(Beginning of Excerpted text)

Respect the Hackers! Or: Why we all should care more about IT Security

Last Wednesday, I started my 10 Week IT Security Challenge on Twitter ( CdtConsulting ) and Instagram ( cdt_on_tour ). The first task looks super easy: Make a list of all technical devices in the room. So, how does your list look like?

  • Laptop/ PC
  • Tablet
  • Smartphone
  • Smartwatch

What about those?

  • Router
  • Printer/ Scanner/ Fax
  • Fixed Telephone
  • Audio System/ Speakers
  • Monitors/ TV Screens
  • Server

And if you are an Internet of Things enthusiast, living in a Smart Home:

  • Heating
  • Light
  • Air Condition
  • Alarm System
  • Access Control

Yes, all these devices use your local network or the internet to communicate with other devices. Therefore, you should put them all on your IT Security list. No matter when you bought a device and who sold it to you – most come without any Security applications. That makes it easy for hackers to gain control of your data – and household.

Talking about “Hackers”, most people think of sloppy kiddies, sitting somewhere in a basement room, preparing the next attack. Those are the same people, who say thinks like “I can’t get a computer virus, my internet is too slow.” A healthy respect for hackers is a great basis for a working IT Security strategy! Hacking is a business model. One that works pretty well. And it works so well, because so many people think, they cannot get hacked.

Poster with potential security holes (from RefiGuide.org / t3n.de)

Even if you and your data is not interesting for someone else, maybe your company’s data is. More and more companies allow their employees to bring their own devices and work from home. But do they organise regular security updates? Do they check their employee’s home network and all connected devices? If you know a company that does so, please leave a comment. I never heard of one.

IT Security works like a vaccination: From time to time, every device in a network should get an update. When there is one sick device around, it could infect all the others immediately. I know, IT infrastructure and security updates cost time and money. Also, most small and medium sized businesses do not have an own IT department or someone who could take care of this. So the best way would be, if every employee knows a little about possible precautions. Then he could execute all updates by himself.

That’s the mission of my IT Security Challenge: a step by step guide to more IT Security for everyone. There is no 100% secure network ever. But your’s will look much better, when finishing all 10 tasks.

(End of Excerpted text)

__Task list__:
1. Rewrite everything in the IT security post from "Yes, all these" down to "data – and household.", substituting "home" for "household".
2. According to the IT security post, what is the first task of the 10 Week IT Security Challenge?
The records that follow the IT security post were taken from a separate source.

(Beginning of Excerpted data)

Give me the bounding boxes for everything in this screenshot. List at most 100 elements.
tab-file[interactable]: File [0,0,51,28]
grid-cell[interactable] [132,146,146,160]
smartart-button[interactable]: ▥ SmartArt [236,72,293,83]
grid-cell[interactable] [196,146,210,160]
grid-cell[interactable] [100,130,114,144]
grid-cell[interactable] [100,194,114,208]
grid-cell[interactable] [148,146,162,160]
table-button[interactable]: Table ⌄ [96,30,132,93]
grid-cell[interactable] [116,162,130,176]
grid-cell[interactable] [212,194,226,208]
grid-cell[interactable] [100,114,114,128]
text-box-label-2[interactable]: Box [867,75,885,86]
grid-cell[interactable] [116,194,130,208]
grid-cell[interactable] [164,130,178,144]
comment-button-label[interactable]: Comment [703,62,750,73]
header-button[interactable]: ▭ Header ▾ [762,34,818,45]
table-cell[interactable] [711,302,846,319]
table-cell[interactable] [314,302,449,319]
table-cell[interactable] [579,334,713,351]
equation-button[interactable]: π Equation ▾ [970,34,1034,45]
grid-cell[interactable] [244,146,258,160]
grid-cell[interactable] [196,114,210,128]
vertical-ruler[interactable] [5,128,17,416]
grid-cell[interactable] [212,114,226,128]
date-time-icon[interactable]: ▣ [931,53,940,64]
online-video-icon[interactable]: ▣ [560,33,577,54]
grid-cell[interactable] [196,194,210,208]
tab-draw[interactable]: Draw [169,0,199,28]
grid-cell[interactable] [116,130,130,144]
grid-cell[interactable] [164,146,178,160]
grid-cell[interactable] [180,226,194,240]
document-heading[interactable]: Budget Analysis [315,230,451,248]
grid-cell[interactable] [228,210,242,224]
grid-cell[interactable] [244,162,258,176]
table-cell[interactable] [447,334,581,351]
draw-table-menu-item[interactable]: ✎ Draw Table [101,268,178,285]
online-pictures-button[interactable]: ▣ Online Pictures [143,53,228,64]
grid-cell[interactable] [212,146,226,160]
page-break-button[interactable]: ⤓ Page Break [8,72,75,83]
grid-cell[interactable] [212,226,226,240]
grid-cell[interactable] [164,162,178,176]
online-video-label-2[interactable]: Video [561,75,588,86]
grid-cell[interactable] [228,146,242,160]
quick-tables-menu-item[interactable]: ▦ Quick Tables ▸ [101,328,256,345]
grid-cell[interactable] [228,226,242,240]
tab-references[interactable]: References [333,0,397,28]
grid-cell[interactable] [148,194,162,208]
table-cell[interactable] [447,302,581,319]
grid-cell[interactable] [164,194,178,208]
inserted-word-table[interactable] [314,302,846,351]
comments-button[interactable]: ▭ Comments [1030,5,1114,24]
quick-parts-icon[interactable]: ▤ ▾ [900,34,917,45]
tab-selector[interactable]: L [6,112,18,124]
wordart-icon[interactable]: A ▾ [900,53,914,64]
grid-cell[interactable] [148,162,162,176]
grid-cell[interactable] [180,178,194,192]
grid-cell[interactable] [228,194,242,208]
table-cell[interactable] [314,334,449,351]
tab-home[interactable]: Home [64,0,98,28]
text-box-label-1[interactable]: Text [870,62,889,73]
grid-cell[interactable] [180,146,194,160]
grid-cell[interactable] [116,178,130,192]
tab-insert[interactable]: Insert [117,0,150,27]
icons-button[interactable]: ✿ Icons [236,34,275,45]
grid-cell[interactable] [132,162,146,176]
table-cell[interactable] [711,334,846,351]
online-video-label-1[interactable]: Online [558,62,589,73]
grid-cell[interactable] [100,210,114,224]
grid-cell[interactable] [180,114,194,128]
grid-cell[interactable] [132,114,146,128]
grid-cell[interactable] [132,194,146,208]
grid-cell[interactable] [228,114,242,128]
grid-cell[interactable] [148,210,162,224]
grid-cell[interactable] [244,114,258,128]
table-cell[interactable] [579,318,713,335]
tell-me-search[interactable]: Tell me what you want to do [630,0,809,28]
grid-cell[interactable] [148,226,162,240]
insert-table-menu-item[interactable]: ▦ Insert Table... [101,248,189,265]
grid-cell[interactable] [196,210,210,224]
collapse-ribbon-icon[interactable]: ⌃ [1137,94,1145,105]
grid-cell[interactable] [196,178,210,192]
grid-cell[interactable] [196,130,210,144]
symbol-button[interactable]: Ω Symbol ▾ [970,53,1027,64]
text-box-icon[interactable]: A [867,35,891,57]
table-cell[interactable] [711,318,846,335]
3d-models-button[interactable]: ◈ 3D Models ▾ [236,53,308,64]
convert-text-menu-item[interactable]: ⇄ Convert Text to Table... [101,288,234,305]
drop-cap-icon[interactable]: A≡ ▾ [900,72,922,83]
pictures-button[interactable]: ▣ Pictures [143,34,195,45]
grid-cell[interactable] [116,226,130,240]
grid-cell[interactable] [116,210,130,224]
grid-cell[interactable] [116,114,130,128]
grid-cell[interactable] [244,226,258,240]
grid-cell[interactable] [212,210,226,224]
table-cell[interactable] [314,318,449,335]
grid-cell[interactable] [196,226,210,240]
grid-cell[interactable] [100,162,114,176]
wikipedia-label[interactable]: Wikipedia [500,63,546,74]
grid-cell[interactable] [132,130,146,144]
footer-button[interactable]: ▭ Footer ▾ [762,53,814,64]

(End of Excerpted data)

__Answers in order__:
1.
Yes, all these devices use your local network or the internet to communicate with other devices. Therefore, you should put them all on your IT Security list. No matter when you bought a device and who sold it to you – most come without any Security applications. That makes it easy for hackers to gain control of your data – and home.

2. Make a list of all technical devices in the room.